Element-and-box listings
┌──

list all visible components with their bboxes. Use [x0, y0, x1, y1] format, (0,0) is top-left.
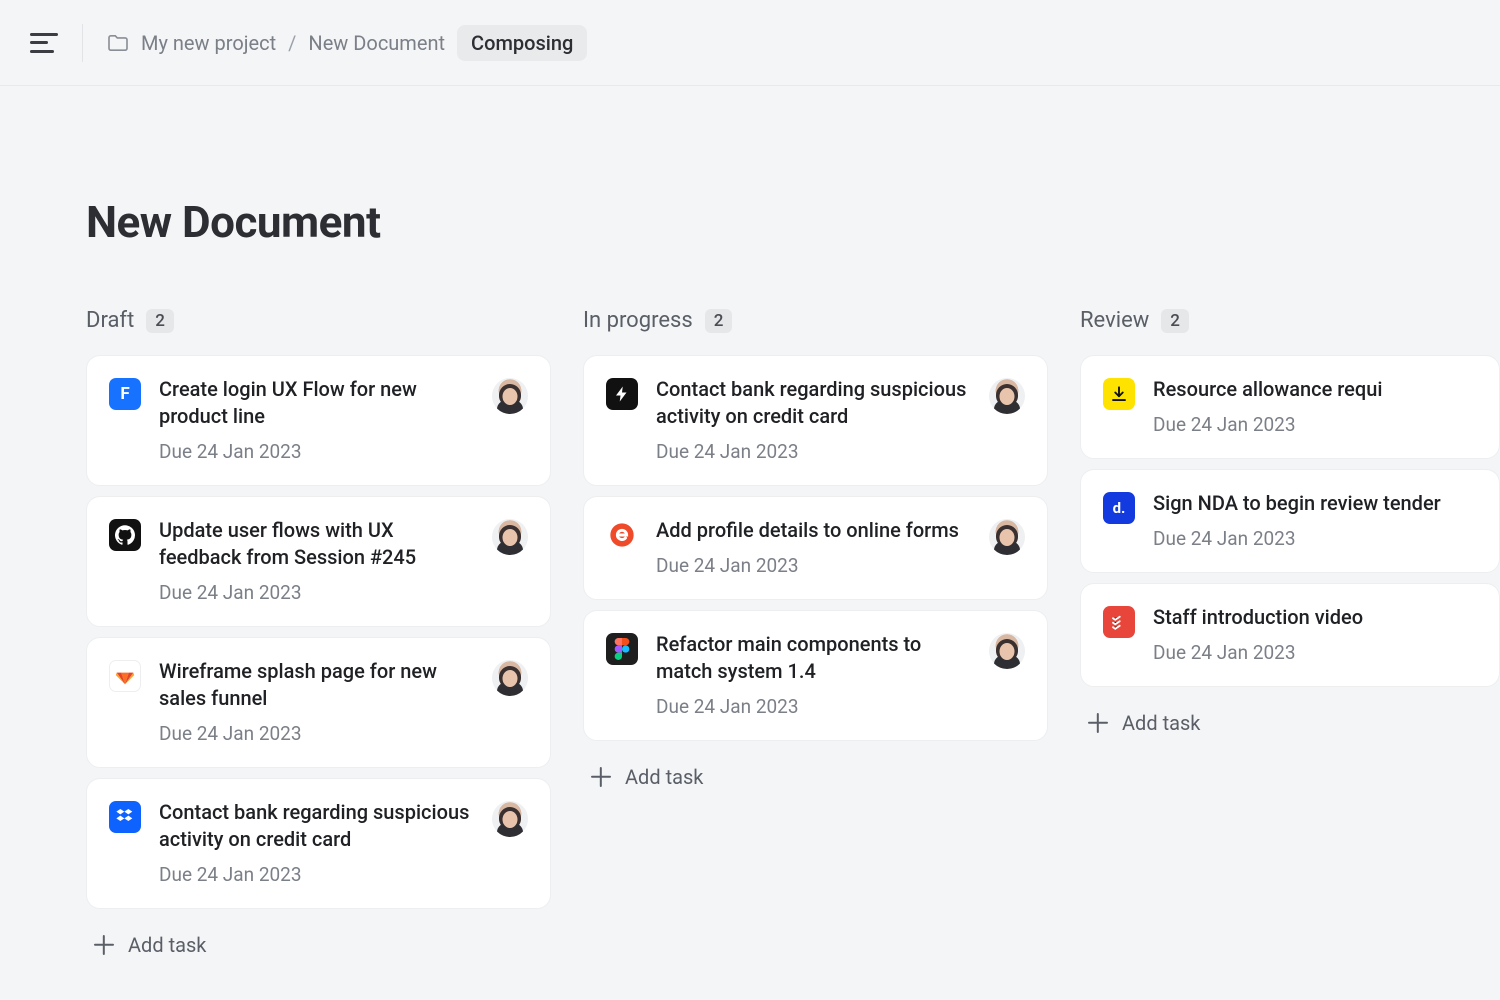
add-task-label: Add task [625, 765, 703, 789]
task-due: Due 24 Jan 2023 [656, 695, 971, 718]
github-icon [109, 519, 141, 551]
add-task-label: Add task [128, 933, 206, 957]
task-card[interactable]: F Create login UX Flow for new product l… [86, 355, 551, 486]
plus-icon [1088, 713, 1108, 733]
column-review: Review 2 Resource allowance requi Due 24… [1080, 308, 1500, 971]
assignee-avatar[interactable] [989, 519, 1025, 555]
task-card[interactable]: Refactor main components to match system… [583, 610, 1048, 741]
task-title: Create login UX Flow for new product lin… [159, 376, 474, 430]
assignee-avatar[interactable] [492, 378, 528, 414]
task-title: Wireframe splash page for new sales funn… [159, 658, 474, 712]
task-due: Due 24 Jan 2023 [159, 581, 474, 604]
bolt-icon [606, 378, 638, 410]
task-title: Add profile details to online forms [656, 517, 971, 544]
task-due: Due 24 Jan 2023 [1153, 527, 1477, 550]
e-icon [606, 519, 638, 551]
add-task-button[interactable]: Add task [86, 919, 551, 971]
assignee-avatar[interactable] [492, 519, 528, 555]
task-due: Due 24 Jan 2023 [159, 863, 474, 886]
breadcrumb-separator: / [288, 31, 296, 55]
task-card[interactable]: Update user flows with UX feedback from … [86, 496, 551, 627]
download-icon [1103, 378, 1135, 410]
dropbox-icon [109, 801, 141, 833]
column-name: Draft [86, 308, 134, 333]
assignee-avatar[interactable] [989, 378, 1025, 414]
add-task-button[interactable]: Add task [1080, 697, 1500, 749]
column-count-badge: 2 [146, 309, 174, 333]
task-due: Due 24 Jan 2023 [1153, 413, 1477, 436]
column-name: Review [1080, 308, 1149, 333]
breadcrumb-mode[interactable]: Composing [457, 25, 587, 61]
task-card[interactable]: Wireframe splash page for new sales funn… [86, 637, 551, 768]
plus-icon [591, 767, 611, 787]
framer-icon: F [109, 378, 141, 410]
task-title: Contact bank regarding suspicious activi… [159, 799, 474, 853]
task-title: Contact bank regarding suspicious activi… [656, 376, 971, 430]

└──

# The problem
Recast every line of the items above as a Markdown table with the columns "Row" and "Content", where "Row" is a running number and "Content" is the line. Omit blank lines and the pictures.

# The answer
| Row | Content |
|---|---|
| 1 | list all visible components with their bboxes. Use [x0, y0, x1, y1] format, (0,0) is top-left. |
| 2 | add-task-label: Add task [625, 765, 703, 789] |
| 3 | task-due: Due 24 Jan 2023 [656, 695, 971, 718] |
| 4 | github-icon [109, 519, 141, 551] |
| 5 | add-task-label: Add task [128, 933, 206, 957] |
| 6 | task-card[interactable]: F Create login UX Flow for new product l… [86, 355, 551, 486] |
| 7 | plus-icon [1088, 713, 1108, 733] |
| 8 | column-review: Review 2 Resource allowance requi Due 24… [1080, 308, 1500, 971] |
| 9 | assignee-avatar[interactable] [989, 519, 1025, 555] |
| 10 | task-card[interactable]: Refactor main components to match system… [583, 610, 1048, 741] |
| 11 | task-title: Create login UX Flow for new product lin… [159, 376, 474, 430] |
| 12 | assignee-avatar[interactable] [492, 378, 528, 414] |
| 13 | task-title: Wireframe splash page for new sales funn… [159, 658, 474, 712] |
| 14 | task-due: Due 24 Jan 2023 [159, 581, 474, 604] |
| 15 | bolt-icon [606, 378, 638, 410] |
| 16 | task-title: Add profile details to online forms [656, 517, 971, 544] |
| 17 | task-due: Due 24 Jan 2023 [1153, 527, 1477, 550] |
| 18 | e-icon [606, 519, 638, 551] |
| 19 | add-task-button[interactable]: Add task [86, 919, 551, 971] |
| 20 | assignee-avatar[interactable] [492, 519, 528, 555] |
| 21 | task-due: Due 24 Jan 2023 [159, 863, 474, 886] |
| 22 | breadcrumb-separator: / [288, 31, 296, 55] |
| 23 | task-card[interactable]: Update user flows with UX feedback from … [86, 496, 551, 627] |
| 24 | download-icon [1103, 378, 1135, 410] |
| 25 | dropbox-icon [109, 801, 141, 833] |
| 26 | column-name: Draft [86, 308, 134, 333] |
| 27 | assignee-avatar[interactable] [989, 378, 1025, 414] |
| 28 | add-task-button[interactable]: Add task [1080, 697, 1500, 749] |
| 29 | column-count-badge: 2 [146, 309, 174, 333] |
| 30 | task-due: Due 24 Jan 2023 [1153, 413, 1477, 436] |
| 31 | column-name: Review [1080, 308, 1149, 333] |
| 32 | breadcrumb-mode[interactable]: Composing [457, 25, 587, 61] |
| 33 | task-card[interactable]: Wireframe splash page for new sales funn… [86, 637, 551, 768] |
| 34 | plus-icon [591, 767, 611, 787] |
| 35 | framer-icon: F [109, 378, 141, 410] |
| 36 | task-title: Contact bank regarding suspicious activi… [159, 799, 474, 853] |
| 37 | task-title: Contact bank regarding suspicious activi… [656, 376, 971, 430] |